→ Extracted data:
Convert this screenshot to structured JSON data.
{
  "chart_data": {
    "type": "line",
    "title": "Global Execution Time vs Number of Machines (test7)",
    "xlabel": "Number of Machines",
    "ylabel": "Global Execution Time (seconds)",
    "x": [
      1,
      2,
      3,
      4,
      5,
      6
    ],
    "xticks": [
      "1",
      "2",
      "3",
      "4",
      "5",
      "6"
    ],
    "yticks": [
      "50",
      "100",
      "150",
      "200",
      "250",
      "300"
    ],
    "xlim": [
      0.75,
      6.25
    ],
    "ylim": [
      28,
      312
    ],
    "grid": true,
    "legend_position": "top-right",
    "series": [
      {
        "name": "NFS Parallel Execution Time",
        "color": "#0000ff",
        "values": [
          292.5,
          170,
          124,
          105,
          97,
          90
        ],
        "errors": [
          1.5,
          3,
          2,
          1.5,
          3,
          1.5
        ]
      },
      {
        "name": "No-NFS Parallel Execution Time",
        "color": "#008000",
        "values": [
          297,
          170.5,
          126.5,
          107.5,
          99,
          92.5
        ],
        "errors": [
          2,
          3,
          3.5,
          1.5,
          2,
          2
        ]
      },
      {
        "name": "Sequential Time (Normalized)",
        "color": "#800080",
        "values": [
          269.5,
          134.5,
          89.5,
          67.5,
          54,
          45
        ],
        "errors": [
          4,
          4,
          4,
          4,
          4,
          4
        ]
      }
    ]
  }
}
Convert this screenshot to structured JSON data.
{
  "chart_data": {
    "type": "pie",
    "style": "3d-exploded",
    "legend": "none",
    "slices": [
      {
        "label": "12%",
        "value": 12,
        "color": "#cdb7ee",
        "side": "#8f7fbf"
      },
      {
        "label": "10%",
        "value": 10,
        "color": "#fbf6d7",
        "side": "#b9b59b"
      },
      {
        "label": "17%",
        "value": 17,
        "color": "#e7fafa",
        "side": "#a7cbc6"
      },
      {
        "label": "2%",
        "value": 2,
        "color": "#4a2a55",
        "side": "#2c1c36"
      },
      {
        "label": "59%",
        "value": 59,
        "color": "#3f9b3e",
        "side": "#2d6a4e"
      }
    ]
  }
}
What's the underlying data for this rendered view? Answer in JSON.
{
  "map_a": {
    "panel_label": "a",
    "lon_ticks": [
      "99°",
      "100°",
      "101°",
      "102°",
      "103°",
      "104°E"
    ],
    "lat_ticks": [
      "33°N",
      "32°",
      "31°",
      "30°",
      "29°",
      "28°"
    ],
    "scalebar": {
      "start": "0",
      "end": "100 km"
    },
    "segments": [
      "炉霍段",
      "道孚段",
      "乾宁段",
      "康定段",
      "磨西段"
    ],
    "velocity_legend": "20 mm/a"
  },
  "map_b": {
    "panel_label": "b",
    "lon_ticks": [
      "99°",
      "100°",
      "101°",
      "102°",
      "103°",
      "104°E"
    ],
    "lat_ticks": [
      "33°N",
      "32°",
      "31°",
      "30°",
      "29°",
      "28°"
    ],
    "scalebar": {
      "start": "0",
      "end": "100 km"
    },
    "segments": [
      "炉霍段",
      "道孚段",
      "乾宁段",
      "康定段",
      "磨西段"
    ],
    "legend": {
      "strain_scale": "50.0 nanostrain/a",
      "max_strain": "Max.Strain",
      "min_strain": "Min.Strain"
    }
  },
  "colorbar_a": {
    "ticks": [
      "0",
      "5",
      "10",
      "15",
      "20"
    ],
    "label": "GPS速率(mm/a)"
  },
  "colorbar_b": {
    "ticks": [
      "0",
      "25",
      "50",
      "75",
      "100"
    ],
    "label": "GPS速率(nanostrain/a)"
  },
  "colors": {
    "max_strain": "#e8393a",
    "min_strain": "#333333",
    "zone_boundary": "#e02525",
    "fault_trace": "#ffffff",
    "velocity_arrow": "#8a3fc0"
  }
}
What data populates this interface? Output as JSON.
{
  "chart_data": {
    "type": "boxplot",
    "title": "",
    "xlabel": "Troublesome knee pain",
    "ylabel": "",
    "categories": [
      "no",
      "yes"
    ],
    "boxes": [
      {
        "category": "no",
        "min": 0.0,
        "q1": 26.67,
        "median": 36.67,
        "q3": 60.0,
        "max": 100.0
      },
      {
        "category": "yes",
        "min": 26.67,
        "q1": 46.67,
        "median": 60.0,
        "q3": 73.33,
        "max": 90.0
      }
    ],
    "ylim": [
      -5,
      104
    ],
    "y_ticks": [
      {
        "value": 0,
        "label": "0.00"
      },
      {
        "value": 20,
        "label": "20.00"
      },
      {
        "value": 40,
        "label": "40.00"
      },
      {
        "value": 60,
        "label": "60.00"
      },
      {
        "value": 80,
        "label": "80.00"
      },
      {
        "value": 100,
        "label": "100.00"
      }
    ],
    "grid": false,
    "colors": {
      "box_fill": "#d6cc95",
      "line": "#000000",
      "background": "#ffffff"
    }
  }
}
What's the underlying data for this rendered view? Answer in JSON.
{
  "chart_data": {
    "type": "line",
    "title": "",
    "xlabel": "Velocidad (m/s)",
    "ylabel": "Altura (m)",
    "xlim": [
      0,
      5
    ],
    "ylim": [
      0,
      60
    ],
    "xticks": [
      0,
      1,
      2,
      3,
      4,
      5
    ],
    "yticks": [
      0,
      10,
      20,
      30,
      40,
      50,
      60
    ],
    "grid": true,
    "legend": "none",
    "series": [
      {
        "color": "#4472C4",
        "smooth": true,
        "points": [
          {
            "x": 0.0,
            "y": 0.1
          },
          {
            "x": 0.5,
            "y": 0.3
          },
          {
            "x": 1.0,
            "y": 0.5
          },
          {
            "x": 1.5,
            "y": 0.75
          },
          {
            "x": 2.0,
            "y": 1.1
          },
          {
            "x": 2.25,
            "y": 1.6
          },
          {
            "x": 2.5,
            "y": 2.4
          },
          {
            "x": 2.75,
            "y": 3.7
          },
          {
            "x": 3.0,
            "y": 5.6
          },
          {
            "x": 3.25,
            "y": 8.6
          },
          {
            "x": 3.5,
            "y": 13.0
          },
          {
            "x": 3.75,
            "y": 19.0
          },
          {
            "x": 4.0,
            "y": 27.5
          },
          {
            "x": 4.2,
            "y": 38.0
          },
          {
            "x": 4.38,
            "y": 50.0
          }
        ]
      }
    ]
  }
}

→ Problem to solve: Above are some records. Count the lines among them with the word "Parallel", and answer with the number only.

→ The output: 2